| What you will do |
Each line that has the string "Cytoscape" must be copied from the records below.

| The data |

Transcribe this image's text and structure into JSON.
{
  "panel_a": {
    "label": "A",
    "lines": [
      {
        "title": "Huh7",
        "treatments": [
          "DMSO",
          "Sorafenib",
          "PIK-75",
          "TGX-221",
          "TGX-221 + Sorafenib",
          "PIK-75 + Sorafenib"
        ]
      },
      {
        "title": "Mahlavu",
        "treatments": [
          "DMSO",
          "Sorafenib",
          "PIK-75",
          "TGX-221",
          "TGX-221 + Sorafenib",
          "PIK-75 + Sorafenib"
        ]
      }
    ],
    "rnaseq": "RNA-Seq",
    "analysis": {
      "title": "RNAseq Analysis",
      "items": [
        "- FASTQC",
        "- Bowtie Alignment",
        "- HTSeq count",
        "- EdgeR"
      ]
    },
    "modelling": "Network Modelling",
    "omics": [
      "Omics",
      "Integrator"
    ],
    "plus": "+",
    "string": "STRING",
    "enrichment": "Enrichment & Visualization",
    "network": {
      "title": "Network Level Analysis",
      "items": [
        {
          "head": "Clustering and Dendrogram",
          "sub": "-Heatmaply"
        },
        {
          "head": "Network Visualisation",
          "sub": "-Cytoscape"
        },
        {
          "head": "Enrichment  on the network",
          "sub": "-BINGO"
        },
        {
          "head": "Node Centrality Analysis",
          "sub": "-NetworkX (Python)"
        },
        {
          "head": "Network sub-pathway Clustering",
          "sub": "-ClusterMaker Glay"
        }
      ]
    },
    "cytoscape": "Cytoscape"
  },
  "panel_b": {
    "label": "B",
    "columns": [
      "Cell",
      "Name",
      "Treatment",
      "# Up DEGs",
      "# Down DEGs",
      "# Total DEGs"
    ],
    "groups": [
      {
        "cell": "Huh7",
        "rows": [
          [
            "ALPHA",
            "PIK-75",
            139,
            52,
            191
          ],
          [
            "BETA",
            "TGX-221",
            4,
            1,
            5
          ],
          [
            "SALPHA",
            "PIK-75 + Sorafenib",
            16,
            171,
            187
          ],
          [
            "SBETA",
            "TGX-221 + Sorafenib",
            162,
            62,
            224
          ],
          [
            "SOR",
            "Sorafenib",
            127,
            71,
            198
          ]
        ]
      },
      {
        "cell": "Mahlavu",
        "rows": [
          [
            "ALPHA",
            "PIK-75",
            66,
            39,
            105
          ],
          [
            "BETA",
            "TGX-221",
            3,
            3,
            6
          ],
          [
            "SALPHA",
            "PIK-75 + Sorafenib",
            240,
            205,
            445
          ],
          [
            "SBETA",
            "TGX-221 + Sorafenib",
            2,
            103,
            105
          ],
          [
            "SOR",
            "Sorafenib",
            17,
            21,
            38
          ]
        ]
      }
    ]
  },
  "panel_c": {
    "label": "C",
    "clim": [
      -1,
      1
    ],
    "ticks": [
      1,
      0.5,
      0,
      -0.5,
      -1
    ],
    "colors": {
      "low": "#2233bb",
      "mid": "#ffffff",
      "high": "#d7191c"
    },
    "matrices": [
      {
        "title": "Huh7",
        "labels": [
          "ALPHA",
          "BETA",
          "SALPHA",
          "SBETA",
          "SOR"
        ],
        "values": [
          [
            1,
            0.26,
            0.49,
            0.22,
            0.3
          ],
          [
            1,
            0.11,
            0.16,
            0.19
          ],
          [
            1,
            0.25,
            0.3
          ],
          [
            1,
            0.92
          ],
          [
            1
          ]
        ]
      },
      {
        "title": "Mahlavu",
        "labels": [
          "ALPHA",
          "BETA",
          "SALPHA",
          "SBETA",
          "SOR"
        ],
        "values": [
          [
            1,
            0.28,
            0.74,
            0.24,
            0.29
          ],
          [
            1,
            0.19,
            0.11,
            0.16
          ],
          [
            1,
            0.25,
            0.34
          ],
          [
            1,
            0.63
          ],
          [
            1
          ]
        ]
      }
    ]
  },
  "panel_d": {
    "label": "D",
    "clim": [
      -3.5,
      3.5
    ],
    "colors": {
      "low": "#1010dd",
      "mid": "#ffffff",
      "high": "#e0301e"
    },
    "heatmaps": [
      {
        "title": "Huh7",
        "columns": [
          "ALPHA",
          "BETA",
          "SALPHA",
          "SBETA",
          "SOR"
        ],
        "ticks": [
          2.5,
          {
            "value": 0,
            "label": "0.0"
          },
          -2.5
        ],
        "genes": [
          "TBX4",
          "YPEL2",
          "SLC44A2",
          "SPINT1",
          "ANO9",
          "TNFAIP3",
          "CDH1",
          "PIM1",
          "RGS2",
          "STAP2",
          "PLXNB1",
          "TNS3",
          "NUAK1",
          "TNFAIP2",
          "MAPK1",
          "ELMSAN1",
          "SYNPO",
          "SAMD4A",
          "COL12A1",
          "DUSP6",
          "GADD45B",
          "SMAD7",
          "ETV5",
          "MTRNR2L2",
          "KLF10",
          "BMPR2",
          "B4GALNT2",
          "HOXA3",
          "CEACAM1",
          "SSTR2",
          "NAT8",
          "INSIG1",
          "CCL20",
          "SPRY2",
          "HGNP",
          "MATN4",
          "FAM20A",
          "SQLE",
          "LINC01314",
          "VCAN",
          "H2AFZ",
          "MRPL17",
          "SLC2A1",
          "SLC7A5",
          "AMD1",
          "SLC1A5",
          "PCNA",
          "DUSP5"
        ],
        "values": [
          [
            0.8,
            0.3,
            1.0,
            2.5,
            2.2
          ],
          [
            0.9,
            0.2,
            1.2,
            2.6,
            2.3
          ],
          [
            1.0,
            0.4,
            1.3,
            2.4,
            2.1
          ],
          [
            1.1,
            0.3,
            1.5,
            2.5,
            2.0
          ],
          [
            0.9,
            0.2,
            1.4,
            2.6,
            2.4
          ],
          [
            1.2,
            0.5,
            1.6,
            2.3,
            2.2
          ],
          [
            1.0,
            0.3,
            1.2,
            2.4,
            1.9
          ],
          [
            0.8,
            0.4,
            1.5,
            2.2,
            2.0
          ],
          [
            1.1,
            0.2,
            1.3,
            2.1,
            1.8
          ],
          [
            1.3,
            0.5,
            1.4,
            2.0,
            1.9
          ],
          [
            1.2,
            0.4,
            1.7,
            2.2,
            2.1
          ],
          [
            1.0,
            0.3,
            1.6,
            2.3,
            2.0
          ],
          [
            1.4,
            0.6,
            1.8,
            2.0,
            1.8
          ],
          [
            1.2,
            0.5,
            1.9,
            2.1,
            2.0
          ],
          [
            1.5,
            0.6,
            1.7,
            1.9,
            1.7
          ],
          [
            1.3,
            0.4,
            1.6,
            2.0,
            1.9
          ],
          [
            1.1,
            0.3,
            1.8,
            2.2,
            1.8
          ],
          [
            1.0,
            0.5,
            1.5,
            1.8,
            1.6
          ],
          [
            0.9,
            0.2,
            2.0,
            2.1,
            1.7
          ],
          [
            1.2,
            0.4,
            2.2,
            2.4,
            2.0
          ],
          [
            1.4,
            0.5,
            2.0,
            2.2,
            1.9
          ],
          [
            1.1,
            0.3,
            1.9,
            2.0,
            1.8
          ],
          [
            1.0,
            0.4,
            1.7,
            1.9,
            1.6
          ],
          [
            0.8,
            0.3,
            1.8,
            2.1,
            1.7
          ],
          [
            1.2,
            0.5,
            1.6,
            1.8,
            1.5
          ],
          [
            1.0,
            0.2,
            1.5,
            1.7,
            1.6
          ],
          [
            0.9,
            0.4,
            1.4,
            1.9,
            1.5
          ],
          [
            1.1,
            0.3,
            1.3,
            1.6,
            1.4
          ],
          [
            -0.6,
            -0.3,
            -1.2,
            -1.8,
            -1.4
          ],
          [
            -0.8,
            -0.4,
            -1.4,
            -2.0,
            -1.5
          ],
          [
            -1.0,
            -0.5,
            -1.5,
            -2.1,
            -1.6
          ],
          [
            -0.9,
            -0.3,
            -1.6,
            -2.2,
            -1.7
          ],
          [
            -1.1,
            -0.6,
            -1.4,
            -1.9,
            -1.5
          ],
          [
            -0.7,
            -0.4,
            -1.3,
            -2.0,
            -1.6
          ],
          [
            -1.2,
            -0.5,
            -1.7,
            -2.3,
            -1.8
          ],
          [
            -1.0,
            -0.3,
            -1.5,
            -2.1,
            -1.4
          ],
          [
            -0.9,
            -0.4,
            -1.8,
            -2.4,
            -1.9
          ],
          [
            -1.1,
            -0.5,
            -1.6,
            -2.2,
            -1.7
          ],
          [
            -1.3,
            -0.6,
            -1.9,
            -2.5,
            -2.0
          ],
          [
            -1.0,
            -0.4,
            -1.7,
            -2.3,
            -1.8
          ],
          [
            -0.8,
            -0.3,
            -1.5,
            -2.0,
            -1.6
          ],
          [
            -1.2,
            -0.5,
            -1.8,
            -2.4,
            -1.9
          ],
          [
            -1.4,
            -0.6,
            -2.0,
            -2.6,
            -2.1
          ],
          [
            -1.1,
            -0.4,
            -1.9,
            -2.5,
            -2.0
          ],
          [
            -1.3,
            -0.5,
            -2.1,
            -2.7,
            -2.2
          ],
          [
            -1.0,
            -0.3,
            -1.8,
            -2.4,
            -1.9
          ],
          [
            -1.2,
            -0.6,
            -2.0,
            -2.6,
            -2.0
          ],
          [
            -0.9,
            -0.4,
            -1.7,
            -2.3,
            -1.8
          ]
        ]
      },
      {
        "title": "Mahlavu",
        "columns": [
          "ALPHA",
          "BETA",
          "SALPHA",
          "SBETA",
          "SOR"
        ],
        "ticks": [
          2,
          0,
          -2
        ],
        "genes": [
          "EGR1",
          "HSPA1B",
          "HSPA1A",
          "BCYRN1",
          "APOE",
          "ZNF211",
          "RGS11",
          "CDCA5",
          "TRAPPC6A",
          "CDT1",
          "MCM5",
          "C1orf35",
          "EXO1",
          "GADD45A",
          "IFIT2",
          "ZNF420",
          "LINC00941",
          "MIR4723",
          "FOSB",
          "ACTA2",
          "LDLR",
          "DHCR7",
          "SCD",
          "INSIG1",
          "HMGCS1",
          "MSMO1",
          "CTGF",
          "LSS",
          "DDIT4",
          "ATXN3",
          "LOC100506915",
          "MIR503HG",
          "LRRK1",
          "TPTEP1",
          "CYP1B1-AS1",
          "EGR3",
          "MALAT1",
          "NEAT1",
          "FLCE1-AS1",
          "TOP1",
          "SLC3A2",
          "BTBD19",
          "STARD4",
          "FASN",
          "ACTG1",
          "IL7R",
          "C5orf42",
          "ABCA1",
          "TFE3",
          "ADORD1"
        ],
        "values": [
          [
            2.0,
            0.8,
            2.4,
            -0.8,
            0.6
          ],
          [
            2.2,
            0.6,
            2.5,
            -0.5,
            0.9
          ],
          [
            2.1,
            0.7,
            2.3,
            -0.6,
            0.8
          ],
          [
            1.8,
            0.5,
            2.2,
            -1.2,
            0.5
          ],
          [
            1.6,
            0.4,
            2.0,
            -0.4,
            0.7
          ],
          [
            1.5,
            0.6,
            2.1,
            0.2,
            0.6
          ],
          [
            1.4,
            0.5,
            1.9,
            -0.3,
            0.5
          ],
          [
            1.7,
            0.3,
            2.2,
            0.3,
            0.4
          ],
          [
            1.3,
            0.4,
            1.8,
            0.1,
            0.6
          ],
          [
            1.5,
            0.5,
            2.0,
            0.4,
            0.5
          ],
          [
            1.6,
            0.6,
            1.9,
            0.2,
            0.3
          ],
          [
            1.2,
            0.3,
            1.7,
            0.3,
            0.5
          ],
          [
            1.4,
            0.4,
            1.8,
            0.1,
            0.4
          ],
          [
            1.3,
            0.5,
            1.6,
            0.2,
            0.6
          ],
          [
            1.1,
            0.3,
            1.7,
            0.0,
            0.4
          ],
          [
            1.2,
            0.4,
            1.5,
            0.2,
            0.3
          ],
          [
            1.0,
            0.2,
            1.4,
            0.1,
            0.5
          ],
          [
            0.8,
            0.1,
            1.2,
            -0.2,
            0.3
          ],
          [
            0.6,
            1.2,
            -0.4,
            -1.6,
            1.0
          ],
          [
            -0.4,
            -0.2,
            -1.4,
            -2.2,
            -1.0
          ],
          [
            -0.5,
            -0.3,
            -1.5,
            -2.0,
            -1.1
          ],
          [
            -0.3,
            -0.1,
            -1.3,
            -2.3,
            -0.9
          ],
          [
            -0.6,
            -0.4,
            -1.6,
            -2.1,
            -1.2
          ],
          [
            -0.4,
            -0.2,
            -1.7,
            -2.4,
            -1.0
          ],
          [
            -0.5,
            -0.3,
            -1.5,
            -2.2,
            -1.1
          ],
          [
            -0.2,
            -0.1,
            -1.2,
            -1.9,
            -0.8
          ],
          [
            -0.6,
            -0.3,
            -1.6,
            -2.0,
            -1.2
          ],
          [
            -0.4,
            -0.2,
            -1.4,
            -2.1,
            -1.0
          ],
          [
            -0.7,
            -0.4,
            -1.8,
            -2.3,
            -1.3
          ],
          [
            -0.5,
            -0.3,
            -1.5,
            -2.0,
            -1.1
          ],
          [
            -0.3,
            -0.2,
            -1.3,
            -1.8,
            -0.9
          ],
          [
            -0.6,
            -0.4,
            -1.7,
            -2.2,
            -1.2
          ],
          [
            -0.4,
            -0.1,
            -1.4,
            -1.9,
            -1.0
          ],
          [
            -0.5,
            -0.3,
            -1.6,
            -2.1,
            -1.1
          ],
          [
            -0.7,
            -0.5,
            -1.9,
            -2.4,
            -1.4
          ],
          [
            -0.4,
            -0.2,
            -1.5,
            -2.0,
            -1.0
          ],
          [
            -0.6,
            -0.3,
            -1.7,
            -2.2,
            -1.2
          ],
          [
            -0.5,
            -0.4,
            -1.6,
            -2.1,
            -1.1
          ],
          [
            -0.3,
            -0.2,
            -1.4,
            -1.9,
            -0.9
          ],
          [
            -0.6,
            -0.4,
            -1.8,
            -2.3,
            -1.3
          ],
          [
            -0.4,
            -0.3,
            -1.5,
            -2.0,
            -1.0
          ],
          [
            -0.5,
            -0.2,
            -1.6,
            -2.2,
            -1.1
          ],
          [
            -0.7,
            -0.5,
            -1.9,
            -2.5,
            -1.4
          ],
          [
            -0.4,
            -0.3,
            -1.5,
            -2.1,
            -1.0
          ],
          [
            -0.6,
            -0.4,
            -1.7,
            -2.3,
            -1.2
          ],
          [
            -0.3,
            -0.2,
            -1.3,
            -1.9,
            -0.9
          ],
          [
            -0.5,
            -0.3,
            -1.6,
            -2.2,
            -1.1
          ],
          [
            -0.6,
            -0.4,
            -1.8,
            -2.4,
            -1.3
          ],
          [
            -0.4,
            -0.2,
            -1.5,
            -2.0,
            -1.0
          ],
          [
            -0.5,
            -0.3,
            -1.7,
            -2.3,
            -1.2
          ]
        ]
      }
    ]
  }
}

| Output of the task |
          "sub": "-Cytoscape"
    "cytoscape": "Cytoscape"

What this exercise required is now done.